INSTRUCTION: Copy out the complete listing, word for word.

RECORDS FOR THE TASK:
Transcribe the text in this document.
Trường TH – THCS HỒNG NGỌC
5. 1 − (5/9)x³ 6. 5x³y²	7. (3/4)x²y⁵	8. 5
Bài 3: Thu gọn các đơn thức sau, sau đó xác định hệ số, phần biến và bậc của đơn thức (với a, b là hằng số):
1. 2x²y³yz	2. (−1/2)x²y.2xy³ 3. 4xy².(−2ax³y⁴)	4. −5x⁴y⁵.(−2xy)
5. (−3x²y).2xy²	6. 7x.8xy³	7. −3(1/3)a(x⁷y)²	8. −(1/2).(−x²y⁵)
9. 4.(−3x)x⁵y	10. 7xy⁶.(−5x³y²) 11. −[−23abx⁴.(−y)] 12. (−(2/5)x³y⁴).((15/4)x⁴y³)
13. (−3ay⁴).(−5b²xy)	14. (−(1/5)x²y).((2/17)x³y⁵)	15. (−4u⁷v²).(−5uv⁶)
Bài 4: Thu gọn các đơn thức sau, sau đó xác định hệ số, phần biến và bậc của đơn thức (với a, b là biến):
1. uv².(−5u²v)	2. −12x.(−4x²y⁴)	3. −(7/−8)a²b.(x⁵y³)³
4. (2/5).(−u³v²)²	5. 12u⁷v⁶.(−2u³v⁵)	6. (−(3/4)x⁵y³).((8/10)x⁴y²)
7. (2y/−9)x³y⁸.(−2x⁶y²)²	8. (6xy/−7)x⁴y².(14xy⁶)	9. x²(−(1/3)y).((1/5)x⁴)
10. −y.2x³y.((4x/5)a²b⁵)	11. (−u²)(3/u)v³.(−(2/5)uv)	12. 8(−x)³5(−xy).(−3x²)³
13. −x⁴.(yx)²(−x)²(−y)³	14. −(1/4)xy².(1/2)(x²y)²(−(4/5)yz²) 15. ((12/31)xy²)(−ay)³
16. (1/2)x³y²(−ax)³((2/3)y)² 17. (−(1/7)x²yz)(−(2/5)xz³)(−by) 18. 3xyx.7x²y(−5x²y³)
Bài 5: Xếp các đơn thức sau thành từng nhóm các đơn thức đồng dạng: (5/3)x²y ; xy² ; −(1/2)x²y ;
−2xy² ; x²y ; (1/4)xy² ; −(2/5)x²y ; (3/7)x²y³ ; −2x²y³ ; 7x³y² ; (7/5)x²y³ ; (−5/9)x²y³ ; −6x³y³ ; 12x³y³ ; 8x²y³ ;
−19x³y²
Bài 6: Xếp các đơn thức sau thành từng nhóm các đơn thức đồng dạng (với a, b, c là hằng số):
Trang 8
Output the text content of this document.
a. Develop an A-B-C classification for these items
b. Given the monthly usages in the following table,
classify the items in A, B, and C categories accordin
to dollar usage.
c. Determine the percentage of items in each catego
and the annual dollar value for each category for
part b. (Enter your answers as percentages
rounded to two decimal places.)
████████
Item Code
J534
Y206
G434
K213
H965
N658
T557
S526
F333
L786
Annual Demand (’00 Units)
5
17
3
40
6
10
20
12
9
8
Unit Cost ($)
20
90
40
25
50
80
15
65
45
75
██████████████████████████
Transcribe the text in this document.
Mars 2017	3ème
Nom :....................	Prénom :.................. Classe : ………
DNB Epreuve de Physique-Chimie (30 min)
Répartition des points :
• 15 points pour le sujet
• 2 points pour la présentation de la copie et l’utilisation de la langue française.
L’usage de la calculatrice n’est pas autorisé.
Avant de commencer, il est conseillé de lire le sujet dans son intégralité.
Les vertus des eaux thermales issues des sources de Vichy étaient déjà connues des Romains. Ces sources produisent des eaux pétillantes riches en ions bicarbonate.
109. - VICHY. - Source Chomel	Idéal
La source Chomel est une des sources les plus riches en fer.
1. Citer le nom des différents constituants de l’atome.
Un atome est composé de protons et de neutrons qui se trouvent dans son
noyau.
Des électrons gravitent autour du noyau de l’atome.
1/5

EXPECTED ANSWER:
Transcribe the text in this document.
Trường TH – THCS HỒNG NGỌC
5. 1 − (5/9)x³ 6. 5x³y²	7. (3/4)x²y⁵	8. 5
Bài 3: Thu gọn các đơn thức sau, sau đó xác định hệ số, phần biến và bậc của đơn thức (với a, b là hằng số):
1. 2x²y³yz	2. (−1/2)x²y.2xy³ 3. 4xy².(−2ax³y⁴)	4. −5x⁴y⁵.(−2xy)
5. (−3x²y).2xy²	6. 7x.8xy³	7. −3(1/3)a(x⁷y)²	8. −(1/2).(−x²y⁵)
9. 4.(−3x)x⁵y	10. 7xy⁶.(−5x³y²) 11. −[−23abx⁴.(−y)] 12. (−(2/5)x³y⁴).((15/4)x⁴y³)
13. (−3ay⁴).(−5b²xy)	14. (−(1/5)x²y).((2/17)x³y⁵)	15. (−4u⁷v²).(−5uv⁶)
Bài 4: Thu gọn các đơn thức sau, sau đó xác định hệ số, phần biến và bậc của đơn thức (với a, b là biến):
1. uv².(−5u²v)	2. −12x.(−4x²y⁴)	3. −(7/−8)a²b.(x⁵y³)³
4. (2/5).(−u³v²)²	5. 12u⁷v⁶.(−2u³v⁵)	6. (−(3/4)x⁵y³).((8/10)x⁴y²)
7. (2y/−9)x³y⁸.(−2x⁶y²)²	8. (6xy/−7)x⁴y².(14xy⁶)	9. x²(−(1/3)y).((1/5)x⁴)
10. −y.2x³y.((4x/5)a²b⁵)	11. (−u²)(3/u)v³.(−(2/5)uv)	12. 8(−x)³5(−xy).(−3x²)³
13. −x⁴.(yx)²(−x)²(−y)³	14. −(1/4)xy².(1/2)(x²y)²(−(4/5)yz²) 15. ((12/31)xy²)(−ay)³
16. (1/2)x³y²(−ax)³((2/3)y)² 17. (−(1/7)x²yz)(−(2/5)xz³)(−by) 18. 3xyx.7x²y(−5x²y³)
Bài 5: Xếp các đơn thức sau thành từng nhóm các đơn thức đồng dạng: (5/3)x²y ; xy² ; −(1/2)x²y ;
−2xy² ; x²y ; (1/4)xy² ; −(2/5)x²y ; (3/7)x²y³ ; −2x²y³ ; 7x³y² ; (7/5)x²y³ ; (−5/9)x²y³ ; −6x³y³ ; 12x³y³ ; 8x²y³ ;
−19x³y²
Bài 6: Xếp các đơn thức sau thành từng nhóm các đơn thức đồng dạng (với a, b, c là hằng số):
Trang 8
Output the text content of this document.
a. Develop an A-B-C classification for these items
b. Given the monthly usages in the following table,
classify the items in A, B, and C categories accordin
to dollar usage.
c. Determine the percentage of items in each catego
and the annual dollar value for each category for
part b. (Enter your answers as percentages
rounded to two decimal places.)
████████
Item Code
J534
Y206
G434
K213
H965
N658
T557
S526
F333
L786
Annual Demand (’00 Units)
5
17
3
40
6
10
20
12
9
8
Unit Cost ($)
20
90
40
25
50
80
15
65
45
75
██████████████████████████
Transcribe the text in this document.
Mars 2017	3ème
Nom :....................	Prénom :.................. Classe : ………
DNB Epreuve de Physique-Chimie (30 min)
Répartition des points :
• 15 points pour le sujet
• 2 points pour la présentation de la copie et l’utilisation de la langue française.
L’usage de la calculatrice n’est pas autorisé.
Avant de commencer, il est conseillé de lire le sujet dans son intégralité.
Les vertus des eaux thermales issues des sources de Vichy étaient déjà connues des Romains. Ces sources produisent des eaux pétillantes riches en ions bicarbonate.
109. - VICHY. - Source Chomel	Idéal
La source Chomel est une des sources les plus riches en fer.
1. Citer le nom des différents constituants de l’atome.
Un atome est composé de protons et de neutrons qui se trouvent dans son
noyau.
Des électrons gravitent autour du noyau de l’atome.
1/5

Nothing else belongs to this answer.